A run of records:
---

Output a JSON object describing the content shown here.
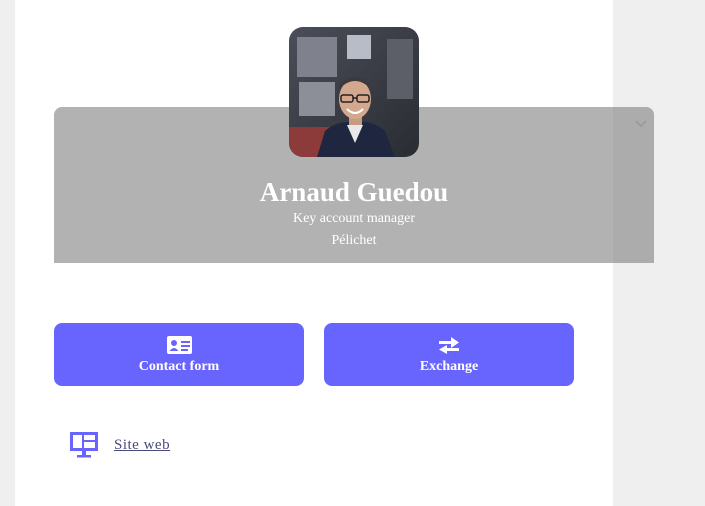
{
  "profile": {
    "name": "Arnaud Guedou",
    "role": "Key account manager",
    "company": "Pélichet"
  },
  "actions": {
    "contact_label": "Contact form",
    "exchange_label": "Exchange"
  },
  "links": {
    "site_label": "Site web"
  },
  "colors": {
    "accent": "#6865ff",
    "header_bg": "#b2b2b2",
    "side_panel": "#efefef"
  },
  "icons": {
    "contact": "id-card-icon",
    "exchange": "exchange-arrows-icon",
    "site": "desktop-monitor-icon",
    "header_toggle": "chevron-down-icon"
  }
}
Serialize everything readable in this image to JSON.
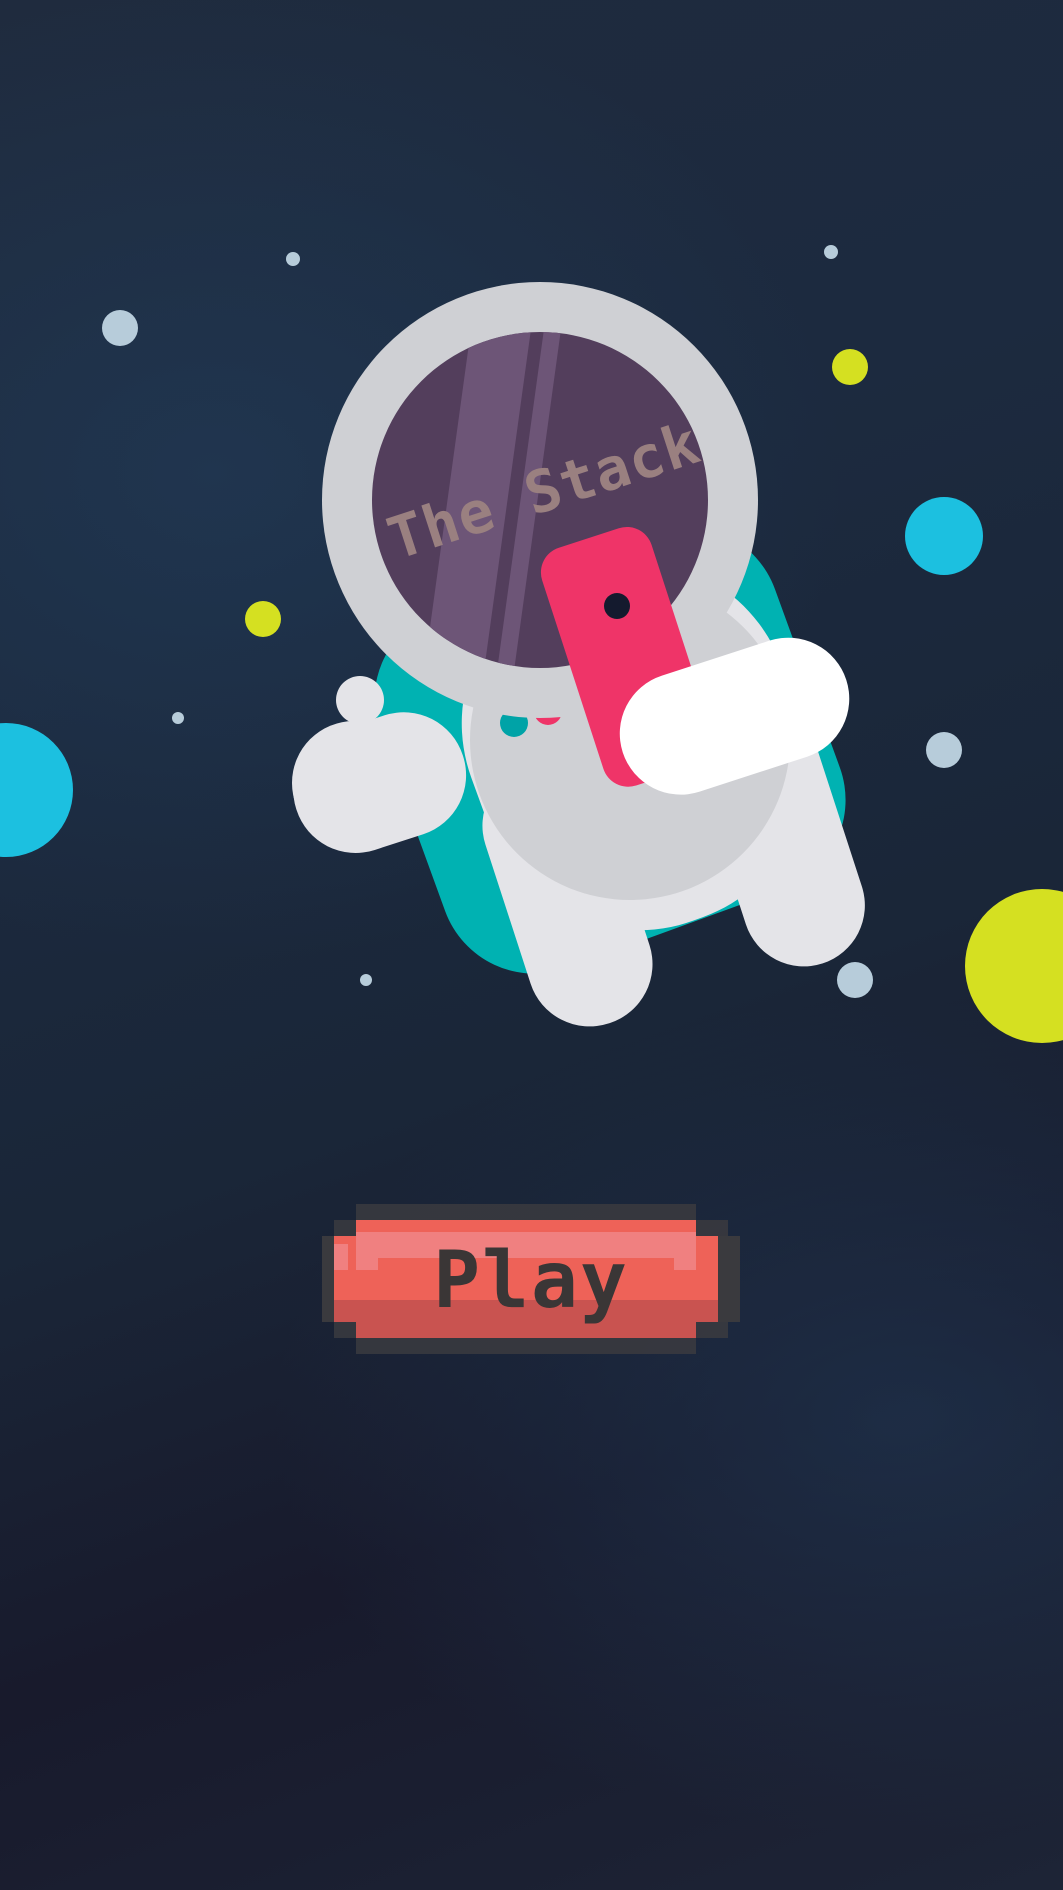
{
  "game": {
    "title": "The Stack",
    "play_label": "Play"
  },
  "colors": {
    "background": "#1b2536",
    "planet_cyan": "#1cc0e0",
    "planet_yellow": "#d5e021",
    "star_pale": "#b7ccda",
    "suit_white": "#e4e4e8",
    "suit_grey": "#cfd0d4",
    "backpack_teal": "#00b2b2",
    "visor_purple": "#533e5c",
    "phone_pink": "#ef3468",
    "button_red": "#ee6258"
  },
  "icons": {
    "mascot": "astronaut-holding-phone-icon"
  }
}
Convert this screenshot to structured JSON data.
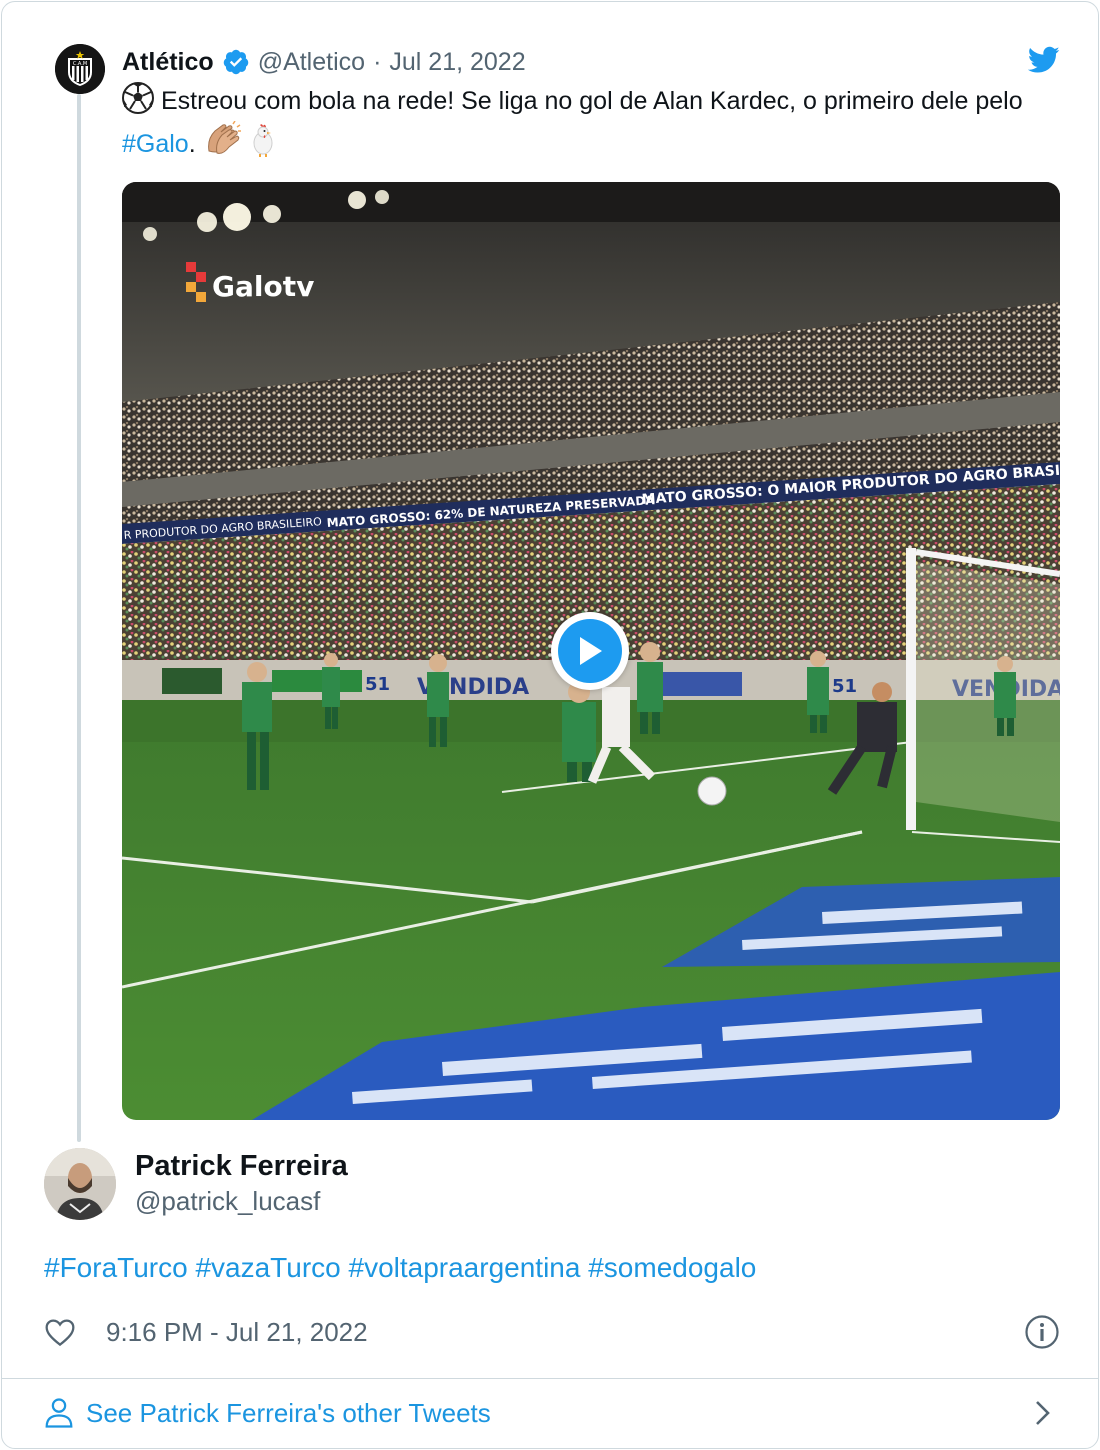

---

Stated goal: Using the records above, say how many lines include the string "JSON". Only the number is wanted.

Written response: 3